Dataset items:
---------------

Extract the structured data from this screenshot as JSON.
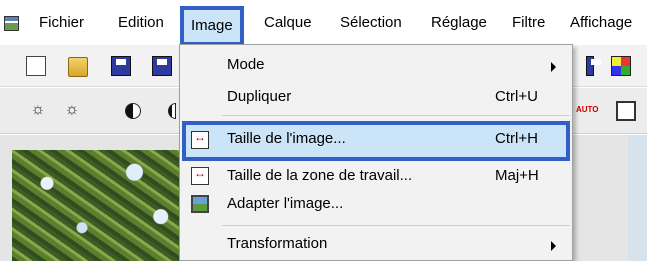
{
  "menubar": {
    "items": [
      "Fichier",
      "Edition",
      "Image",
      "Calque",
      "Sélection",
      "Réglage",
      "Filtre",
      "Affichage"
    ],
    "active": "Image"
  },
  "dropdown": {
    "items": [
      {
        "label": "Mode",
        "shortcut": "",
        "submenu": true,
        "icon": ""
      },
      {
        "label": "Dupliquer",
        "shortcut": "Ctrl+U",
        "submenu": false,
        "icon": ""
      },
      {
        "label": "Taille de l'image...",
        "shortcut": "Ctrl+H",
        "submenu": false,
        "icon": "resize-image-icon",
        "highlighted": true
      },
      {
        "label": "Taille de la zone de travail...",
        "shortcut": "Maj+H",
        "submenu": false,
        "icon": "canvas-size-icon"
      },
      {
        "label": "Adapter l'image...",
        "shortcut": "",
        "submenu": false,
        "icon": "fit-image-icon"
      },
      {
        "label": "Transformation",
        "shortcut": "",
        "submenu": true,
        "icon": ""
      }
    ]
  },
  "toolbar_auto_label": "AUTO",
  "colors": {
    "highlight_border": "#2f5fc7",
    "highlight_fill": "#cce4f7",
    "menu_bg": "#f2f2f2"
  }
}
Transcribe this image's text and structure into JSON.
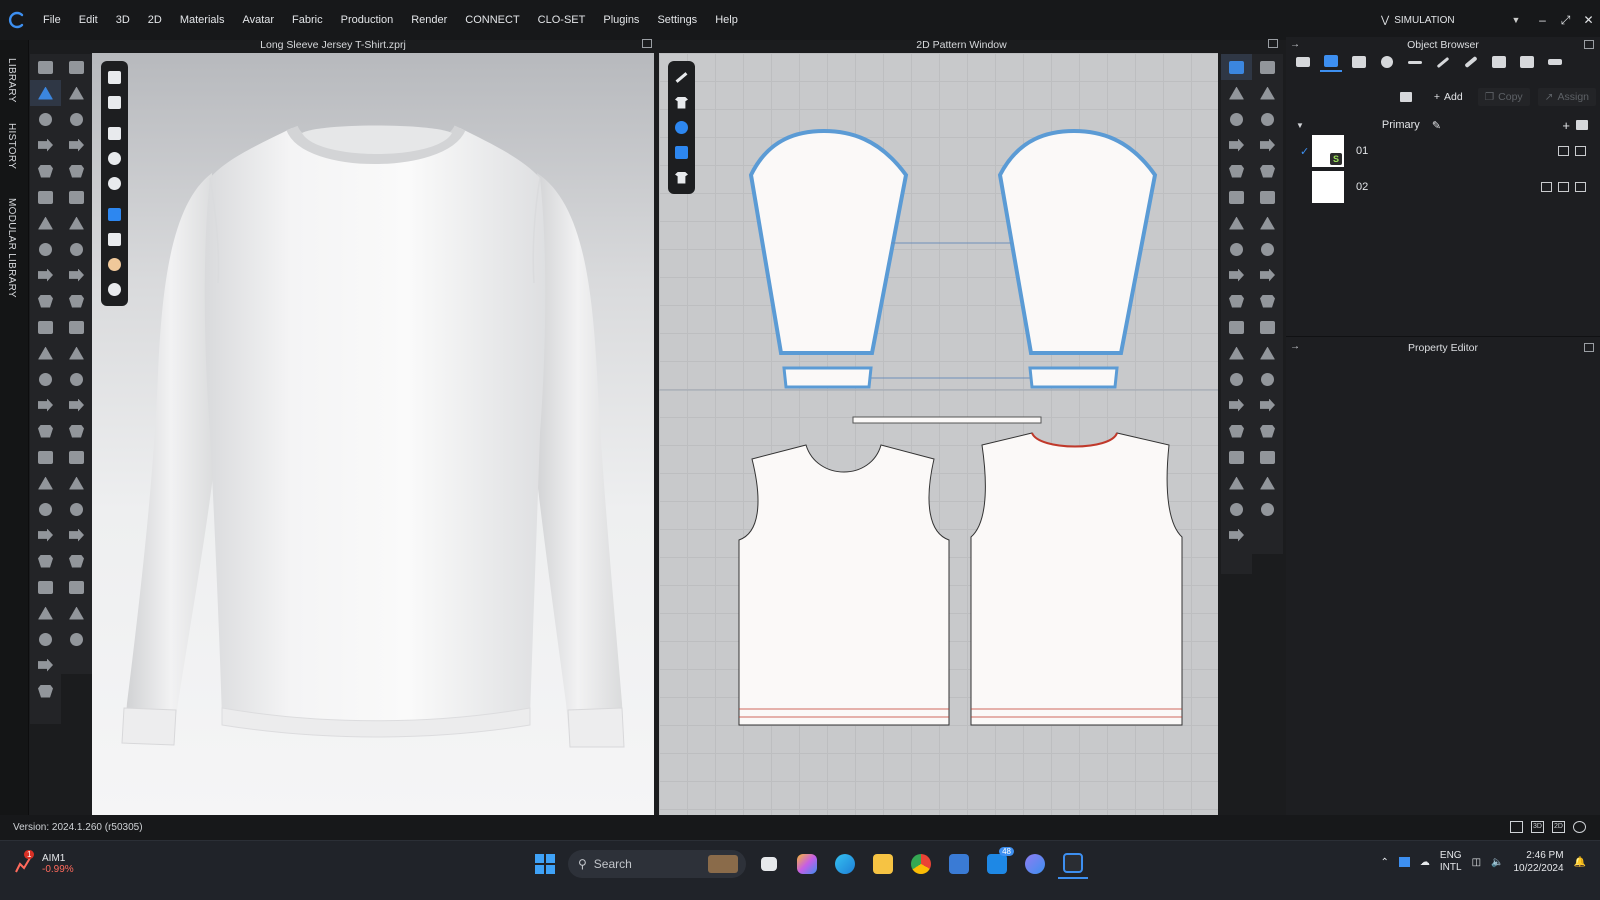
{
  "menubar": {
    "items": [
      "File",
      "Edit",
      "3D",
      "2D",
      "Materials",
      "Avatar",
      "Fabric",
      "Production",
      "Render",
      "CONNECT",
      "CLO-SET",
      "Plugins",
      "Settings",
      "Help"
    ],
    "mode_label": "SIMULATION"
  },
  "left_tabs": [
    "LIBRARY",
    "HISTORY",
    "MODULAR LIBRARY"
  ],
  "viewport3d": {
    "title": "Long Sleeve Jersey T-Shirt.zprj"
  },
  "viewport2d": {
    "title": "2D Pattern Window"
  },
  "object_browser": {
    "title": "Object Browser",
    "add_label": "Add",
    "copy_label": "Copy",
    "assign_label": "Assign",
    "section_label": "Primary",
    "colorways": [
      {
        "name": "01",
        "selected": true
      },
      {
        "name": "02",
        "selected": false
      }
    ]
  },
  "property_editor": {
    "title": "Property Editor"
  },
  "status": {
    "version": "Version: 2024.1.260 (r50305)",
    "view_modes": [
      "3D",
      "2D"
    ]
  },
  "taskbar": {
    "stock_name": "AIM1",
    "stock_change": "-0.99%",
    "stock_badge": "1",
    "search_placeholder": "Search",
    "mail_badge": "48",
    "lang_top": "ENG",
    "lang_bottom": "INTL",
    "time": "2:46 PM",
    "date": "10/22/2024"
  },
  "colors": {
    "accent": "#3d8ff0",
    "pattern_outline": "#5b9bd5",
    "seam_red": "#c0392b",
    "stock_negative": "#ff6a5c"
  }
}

---------------

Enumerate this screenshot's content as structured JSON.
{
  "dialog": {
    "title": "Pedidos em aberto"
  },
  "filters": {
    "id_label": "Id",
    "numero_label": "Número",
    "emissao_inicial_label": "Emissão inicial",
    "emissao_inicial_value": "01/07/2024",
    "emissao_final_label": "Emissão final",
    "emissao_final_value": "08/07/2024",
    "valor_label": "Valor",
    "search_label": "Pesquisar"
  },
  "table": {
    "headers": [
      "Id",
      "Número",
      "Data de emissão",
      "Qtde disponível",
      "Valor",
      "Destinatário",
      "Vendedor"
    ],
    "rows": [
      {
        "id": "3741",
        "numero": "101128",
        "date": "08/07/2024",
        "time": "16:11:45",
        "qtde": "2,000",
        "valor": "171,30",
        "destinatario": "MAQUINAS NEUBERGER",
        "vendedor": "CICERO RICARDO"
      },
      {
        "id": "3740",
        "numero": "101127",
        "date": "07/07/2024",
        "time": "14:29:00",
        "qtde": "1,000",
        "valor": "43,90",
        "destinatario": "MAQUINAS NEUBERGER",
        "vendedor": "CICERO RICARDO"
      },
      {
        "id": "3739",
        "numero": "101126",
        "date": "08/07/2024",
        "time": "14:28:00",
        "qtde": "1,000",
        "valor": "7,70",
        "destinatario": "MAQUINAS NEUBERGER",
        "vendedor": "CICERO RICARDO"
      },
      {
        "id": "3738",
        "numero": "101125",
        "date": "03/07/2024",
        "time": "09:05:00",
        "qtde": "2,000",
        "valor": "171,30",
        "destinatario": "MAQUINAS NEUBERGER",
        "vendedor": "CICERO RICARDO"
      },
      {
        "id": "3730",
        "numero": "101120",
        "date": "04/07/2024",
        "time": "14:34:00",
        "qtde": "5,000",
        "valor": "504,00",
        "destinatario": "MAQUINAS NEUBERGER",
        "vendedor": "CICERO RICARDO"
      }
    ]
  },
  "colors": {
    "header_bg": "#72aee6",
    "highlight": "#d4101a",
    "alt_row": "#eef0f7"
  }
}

---------------

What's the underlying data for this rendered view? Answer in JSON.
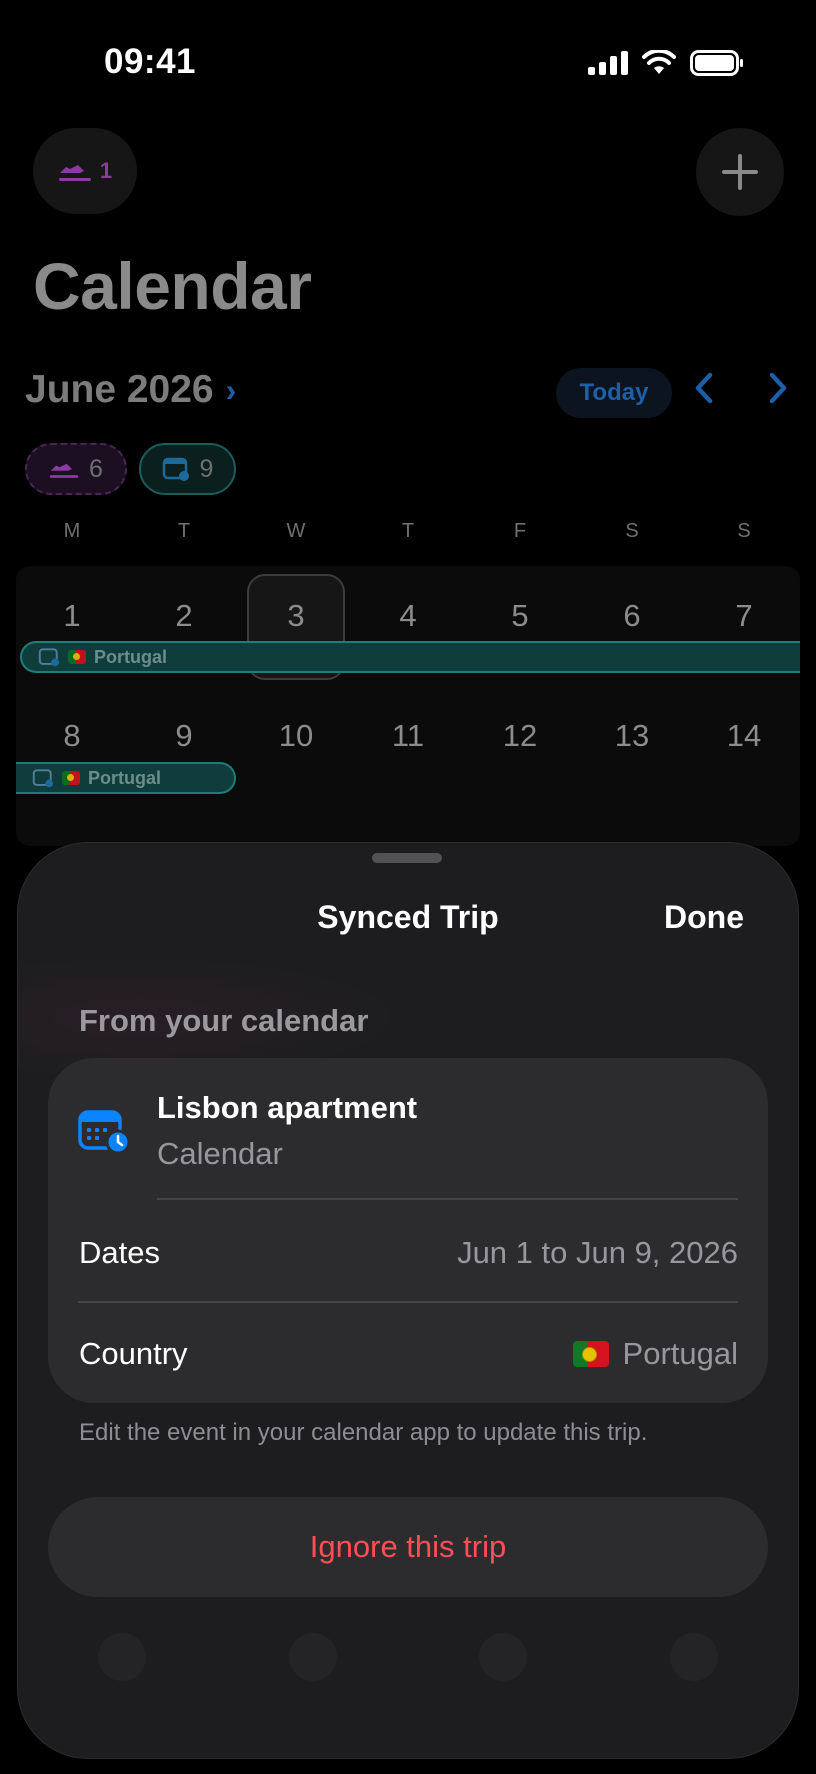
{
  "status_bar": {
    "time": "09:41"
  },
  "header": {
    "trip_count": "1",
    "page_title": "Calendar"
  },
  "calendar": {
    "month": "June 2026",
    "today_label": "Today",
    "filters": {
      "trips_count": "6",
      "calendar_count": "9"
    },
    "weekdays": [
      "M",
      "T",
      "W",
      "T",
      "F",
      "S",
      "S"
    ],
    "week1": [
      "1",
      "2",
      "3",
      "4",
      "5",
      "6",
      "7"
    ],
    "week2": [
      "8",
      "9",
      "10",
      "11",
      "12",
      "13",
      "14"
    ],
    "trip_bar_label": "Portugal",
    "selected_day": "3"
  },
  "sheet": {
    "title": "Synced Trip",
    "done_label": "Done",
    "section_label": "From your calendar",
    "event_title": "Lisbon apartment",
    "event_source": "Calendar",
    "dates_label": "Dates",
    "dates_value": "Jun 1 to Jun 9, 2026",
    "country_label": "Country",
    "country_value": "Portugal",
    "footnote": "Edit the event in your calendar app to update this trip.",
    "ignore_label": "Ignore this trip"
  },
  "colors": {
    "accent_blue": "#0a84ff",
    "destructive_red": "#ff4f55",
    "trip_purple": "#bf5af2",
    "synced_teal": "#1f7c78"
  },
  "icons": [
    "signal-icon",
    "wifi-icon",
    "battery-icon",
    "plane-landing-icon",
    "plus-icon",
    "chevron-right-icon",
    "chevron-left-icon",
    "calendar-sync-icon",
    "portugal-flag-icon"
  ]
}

---------------

▶ _Task to complete_: Going through the records above, state how many lines carry "screenshot", with no other text.

▶ _Solution for this exercise_: 2